Search the listing for the string "name" and copy every line that contains it.

-------- EXERCISE MATERIALS --------

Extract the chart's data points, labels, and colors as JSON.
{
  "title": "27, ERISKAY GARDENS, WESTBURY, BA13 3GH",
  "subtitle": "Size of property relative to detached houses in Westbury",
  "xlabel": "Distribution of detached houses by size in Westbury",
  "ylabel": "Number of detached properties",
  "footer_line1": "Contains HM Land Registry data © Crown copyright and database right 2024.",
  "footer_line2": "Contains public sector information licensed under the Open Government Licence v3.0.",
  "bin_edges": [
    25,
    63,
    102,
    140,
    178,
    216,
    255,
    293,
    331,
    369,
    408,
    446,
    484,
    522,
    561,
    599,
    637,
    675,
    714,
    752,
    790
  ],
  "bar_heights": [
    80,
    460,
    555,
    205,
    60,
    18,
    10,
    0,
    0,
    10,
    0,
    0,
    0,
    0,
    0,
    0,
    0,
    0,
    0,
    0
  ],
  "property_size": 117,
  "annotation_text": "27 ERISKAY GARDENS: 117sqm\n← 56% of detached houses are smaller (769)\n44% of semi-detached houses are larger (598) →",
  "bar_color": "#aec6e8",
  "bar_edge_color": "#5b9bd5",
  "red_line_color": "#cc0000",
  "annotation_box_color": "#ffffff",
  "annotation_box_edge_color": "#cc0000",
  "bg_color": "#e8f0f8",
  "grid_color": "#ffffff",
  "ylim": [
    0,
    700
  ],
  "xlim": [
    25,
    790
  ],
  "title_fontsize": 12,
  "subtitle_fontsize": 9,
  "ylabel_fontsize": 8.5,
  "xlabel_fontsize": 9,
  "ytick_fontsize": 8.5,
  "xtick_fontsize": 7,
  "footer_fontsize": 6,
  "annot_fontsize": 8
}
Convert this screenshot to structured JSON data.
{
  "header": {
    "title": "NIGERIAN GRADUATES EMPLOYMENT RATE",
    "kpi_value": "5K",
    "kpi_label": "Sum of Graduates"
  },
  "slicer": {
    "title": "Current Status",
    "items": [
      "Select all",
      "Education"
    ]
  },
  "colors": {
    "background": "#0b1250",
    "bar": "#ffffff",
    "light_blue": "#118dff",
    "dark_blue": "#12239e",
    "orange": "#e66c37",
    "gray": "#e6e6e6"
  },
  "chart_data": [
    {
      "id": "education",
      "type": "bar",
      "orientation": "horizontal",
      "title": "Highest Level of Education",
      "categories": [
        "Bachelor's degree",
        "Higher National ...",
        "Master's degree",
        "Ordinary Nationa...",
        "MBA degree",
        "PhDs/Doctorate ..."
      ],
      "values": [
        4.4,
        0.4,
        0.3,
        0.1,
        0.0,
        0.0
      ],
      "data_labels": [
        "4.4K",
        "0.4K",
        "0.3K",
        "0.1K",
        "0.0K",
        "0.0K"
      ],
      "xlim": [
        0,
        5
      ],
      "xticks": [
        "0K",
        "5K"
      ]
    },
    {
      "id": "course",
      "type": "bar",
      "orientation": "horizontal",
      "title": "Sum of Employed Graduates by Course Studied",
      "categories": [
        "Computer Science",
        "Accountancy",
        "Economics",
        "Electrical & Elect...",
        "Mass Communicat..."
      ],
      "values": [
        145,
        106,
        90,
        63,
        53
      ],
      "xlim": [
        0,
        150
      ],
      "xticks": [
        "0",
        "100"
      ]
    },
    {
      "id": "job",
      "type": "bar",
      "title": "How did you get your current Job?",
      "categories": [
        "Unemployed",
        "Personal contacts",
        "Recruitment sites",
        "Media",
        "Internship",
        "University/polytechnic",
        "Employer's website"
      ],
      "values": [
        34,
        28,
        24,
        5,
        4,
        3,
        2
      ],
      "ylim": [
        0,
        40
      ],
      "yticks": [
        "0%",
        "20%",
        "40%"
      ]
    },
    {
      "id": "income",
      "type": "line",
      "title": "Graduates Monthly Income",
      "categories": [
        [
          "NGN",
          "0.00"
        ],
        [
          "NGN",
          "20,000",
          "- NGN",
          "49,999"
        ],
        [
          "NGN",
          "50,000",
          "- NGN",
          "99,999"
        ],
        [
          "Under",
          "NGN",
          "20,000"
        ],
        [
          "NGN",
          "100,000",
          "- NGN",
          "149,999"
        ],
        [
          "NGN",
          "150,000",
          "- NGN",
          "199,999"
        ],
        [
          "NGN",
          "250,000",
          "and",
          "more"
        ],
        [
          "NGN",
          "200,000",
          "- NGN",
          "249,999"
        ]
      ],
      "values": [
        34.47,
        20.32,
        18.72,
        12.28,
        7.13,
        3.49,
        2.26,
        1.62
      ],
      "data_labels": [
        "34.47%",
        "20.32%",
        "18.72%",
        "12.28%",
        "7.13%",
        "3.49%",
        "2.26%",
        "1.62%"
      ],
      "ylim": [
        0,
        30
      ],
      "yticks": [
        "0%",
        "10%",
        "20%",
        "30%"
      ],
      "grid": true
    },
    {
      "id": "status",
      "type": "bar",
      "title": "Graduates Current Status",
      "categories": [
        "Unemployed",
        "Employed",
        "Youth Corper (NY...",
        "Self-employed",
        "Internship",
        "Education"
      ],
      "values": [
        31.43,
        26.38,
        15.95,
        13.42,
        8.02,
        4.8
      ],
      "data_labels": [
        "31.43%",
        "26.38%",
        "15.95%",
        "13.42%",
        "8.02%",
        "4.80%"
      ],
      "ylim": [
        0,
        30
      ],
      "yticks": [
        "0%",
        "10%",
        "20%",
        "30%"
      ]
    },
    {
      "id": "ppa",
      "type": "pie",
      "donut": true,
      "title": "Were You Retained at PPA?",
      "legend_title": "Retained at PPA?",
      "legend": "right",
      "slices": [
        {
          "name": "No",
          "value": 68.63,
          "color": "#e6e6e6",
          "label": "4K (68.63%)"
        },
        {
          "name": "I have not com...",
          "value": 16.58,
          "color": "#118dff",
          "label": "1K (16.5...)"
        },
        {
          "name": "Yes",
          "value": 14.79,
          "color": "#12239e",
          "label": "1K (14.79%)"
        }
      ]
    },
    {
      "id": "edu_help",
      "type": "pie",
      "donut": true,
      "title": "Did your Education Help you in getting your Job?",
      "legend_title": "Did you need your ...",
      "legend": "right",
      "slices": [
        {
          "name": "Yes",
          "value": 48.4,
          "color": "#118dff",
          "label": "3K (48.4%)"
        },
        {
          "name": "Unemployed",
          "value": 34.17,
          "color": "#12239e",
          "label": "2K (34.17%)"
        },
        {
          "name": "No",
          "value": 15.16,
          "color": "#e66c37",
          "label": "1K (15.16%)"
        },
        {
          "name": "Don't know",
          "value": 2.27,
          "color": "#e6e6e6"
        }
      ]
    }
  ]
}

--------
-------- EXERCISE MATERIALS --------

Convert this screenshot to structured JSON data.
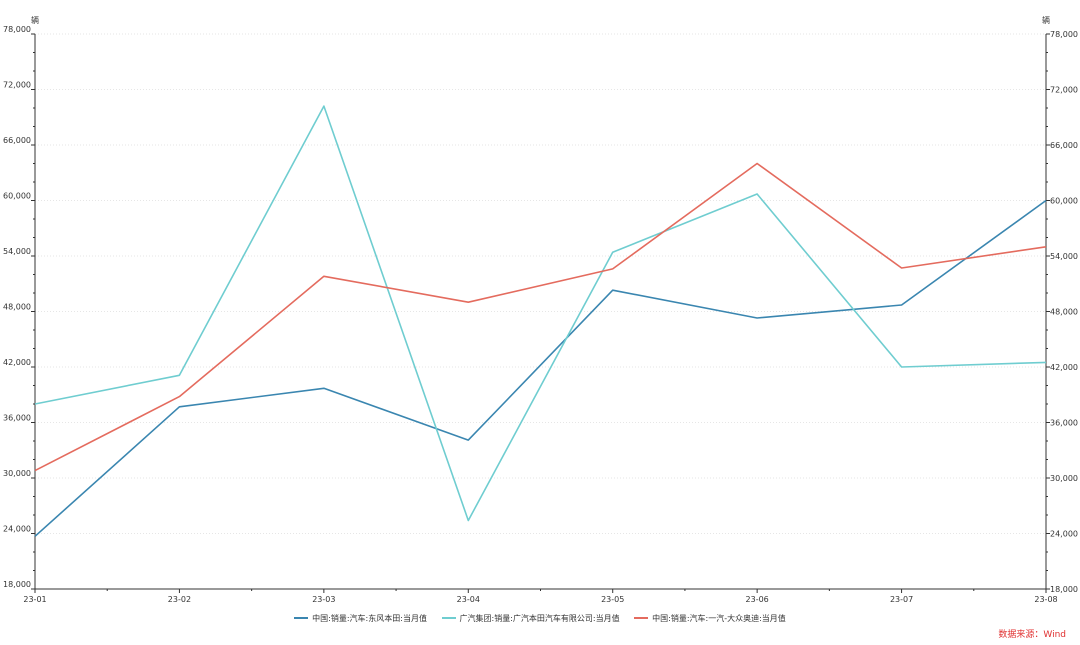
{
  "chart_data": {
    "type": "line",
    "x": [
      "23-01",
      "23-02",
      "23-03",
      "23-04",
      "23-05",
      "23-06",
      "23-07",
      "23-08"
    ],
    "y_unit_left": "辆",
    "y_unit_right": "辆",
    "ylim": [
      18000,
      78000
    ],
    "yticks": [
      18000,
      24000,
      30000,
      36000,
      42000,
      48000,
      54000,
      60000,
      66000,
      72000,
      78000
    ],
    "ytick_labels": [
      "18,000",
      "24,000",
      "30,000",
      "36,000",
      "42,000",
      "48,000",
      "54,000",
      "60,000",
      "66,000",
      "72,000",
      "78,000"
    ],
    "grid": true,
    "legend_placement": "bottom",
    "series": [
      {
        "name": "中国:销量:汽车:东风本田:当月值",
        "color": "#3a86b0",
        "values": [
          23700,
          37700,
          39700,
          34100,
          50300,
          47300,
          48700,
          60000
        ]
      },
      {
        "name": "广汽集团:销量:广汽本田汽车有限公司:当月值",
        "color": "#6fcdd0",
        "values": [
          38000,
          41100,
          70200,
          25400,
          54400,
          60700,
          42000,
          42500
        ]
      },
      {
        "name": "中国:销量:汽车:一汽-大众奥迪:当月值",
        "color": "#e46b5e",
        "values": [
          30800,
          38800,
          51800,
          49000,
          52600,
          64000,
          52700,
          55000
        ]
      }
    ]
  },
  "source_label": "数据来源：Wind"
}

--------

=== WRITTEN SOLUTION ===
          "name": "No",
          "name": "I have not com...",
          "name": "Yes",
          "name": "Yes",
          "name": "Unemployed",
          "name": "No",
          "name": "Don't know",
        "name": "中国:销量:汽车:东风本田:当月值",
        "name": "广汽集团:销量:广汽本田汽车有限公司:当月值",
        "name": "中国:销量:汽车:一汽-大众奥迪:当月值",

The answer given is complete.